→ **Your objective**: Please copy the data exactly as it stands, minus the images.

>>>

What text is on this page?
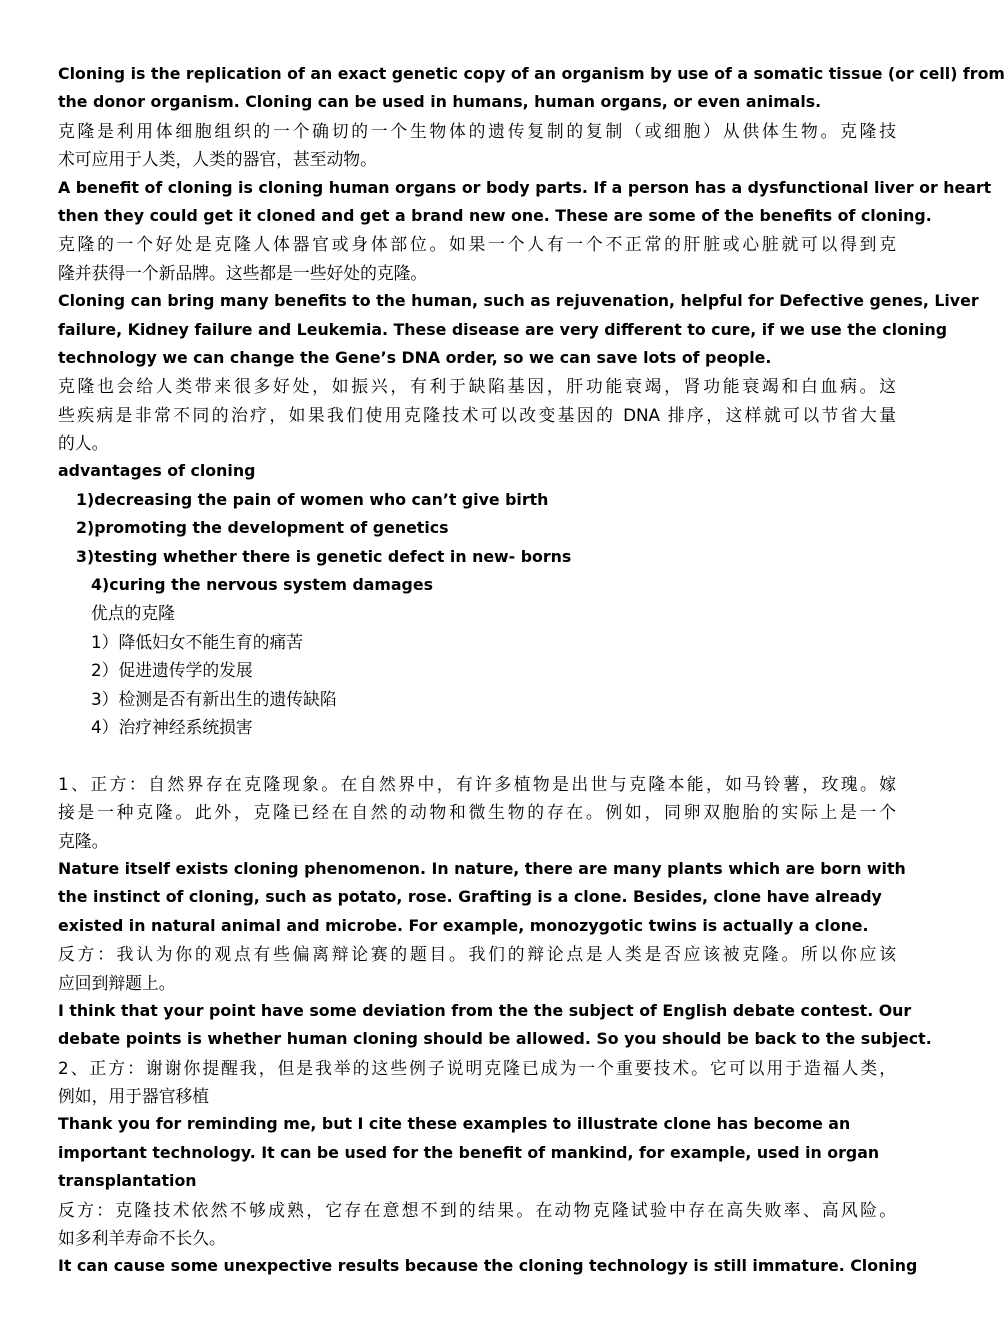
Cloning is the replication of an exact genetic copy of an organism by use of a somatic tissue (or cell) from
the donor organism. Cloning can be used in humans, human organs, or even animals.
克隆是利用体细胞组织的一个确切的一个生物体的遗传复制的复制（或细胞）从供体生物。克隆技
术可应用于人类，人类的器官，甚至动物。
A benefit of cloning is cloning human organs or body parts. If a person has a dysfunctional liver or heart
then they could get it cloned and get a brand new one. These are some of the benefits of cloning.
克隆的一个好处是克隆人体器官或身体部位。如果一个人有一个不正常的肝脏或心脏就可以得到克
隆并获得一个新品牌。这些都是一些好处的克隆。
Cloning can bring many benefits to the human, such as rejuvenation, helpful for Defective genes, Liver
failure, Kidney failure and Leukemia. These disease are very different to cure, if we use the cloning
technology we can change the Gene’s DNA order, so we can save lots of people.
克隆也会给人类带来很多好处，如振兴，有利于缺陷基因，肝功能衰竭，肾功能衰竭和白血病。这
些疾病是非常不同的治疗，如果我们使用克隆技术可以改变基因的 DNA 排序，这样就可以节省大量
的人。
advantages of cloning
1)decreasing the pain of women who can’t give birth
2)promoting the development of genetics
3)testing whether there is genetic defect in new- borns
4)curing the nervous system damages
优点的克隆
1）降低妇女不能生育的痛苦
2）促进遗传学的发展
3）检测是否有新出生的遗传缺陷
4）治疗神经系统损害
1、正方：自然界存在克隆现象。在自然界中，有许多植物是出世与克隆本能，如马铃薯，玫瑰。嫁
接是一种克隆。此外，克隆已经在自然的动物和微生物的存在。例如，同卵双胞胎的实际上是一个
克隆。
Nature itself exists cloning phenomenon. In nature, there are many plants which are born with
the instinct of cloning, such as potato, rose. Grafting is a clone. Besides, clone have already
existed in natural animal and microbe. For example, monozygotic twins is actually a clone.
反方：我认为你的观点有些偏离辩论赛的题目。我们的辩论点是人类是否应该被克隆。所以你应该
应回到辩题上。
I think that your point have some deviation from the the subject of English debate contest. Our
debate points is whether human cloning should be allowed. So you should be back to the subject.
2、正方：谢谢你提醒我，但是我举的这些例子说明克隆已成为一个重要技术。它可以用于造福人类，
例如，用于器官移植
Thank you for reminding me, but I cite these examples to illustrate clone has become an
important technology. It can be used for the benefit of mankind, for example, used in organ
transplantation
反方：克隆技术依然不够成熟，它存在意想不到的结果。在动物克隆试验中存在高失败率、高风险。
如多利羊寿命不长久。
It can cause some unexpective results because the cloning technology is still immature. Cloning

<<<

→ **Reply**:
What text is on this page?
Cloning is the replication of an exact genetic copy of an organism by use of a somatic tissue (or cell) from
the donor organism. Cloning can be used in humans, human organs, or even animals.
克隆是利用体细胞组织的一个确切的一个生物体的遗传复制的复制（或细胞）从供体生物。克隆技
术可应用于人类，人类的器官，甚至动物。
A benefit of cloning is cloning human organs or body parts. If a person has a dysfunctional liver or heart
then they could get it cloned and get a brand new one. These are some of the benefits of cloning.
克隆的一个好处是克隆人体器官或身体部位。如果一个人有一个不正常的肝脏或心脏就可以得到克
隆并获得一个新品牌。这些都是一些好处的克隆。
Cloning can bring many benefits to the human, such as rejuvenation, helpful for Defective genes, Liver
failure, Kidney failure and Leukemia. These disease are very different to cure, if we use the cloning
technology we can change the Gene’s DNA order, so we can save lots of people.
克隆也会给人类带来很多好处，如振兴，有利于缺陷基因，肝功能衰竭，肾功能衰竭和白血病。这
些疾病是非常不同的治疗，如果我们使用克隆技术可以改变基因的 DNA 排序，这样就可以节省大量
的人。
advantages of cloning
1)decreasing the pain of women who can’t give birth
2)promoting the development of genetics
3)testing whether there is genetic defect in new- borns
4)curing the nervous system damages
优点的克隆
1）降低妇女不能生育的痛苦
2）促进遗传学的发展
3）检测是否有新出生的遗传缺陷
4）治疗神经系统损害
1、正方：自然界存在克隆现象。在自然界中，有许多植物是出世与克隆本能，如马铃薯，玫瑰。嫁
接是一种克隆。此外，克隆已经在自然的动物和微生物的存在。例如，同卵双胞胎的实际上是一个
克隆。
Nature itself exists cloning phenomenon. In nature, there are many plants which are born with
the instinct of cloning, such as potato, rose. Grafting is a clone. Besides, clone have already
existed in natural animal and microbe. For example, monozygotic twins is actually a clone.
反方：我认为你的观点有些偏离辩论赛的题目。我们的辩论点是人类是否应该被克隆。所以你应该
应回到辩题上。
I think that your point have some deviation from the the subject of English debate contest. Our
debate points is whether human cloning should be allowed. So you should be back to the subject.
2、正方：谢谢你提醒我，但是我举的这些例子说明克隆已成为一个重要技术。它可以用于造福人类，
例如，用于器官移植
Thank you for reminding me, but I cite these examples to illustrate clone has become an
important technology. It can be used for the benefit of mankind, for example, used in organ
transplantation
反方：克隆技术依然不够成熟，它存在意想不到的结果。在动物克隆试验中存在高失败率、高风险。
如多利羊寿命不长久。
It can cause some unexpective results because the cloning technology is still immature. Cloning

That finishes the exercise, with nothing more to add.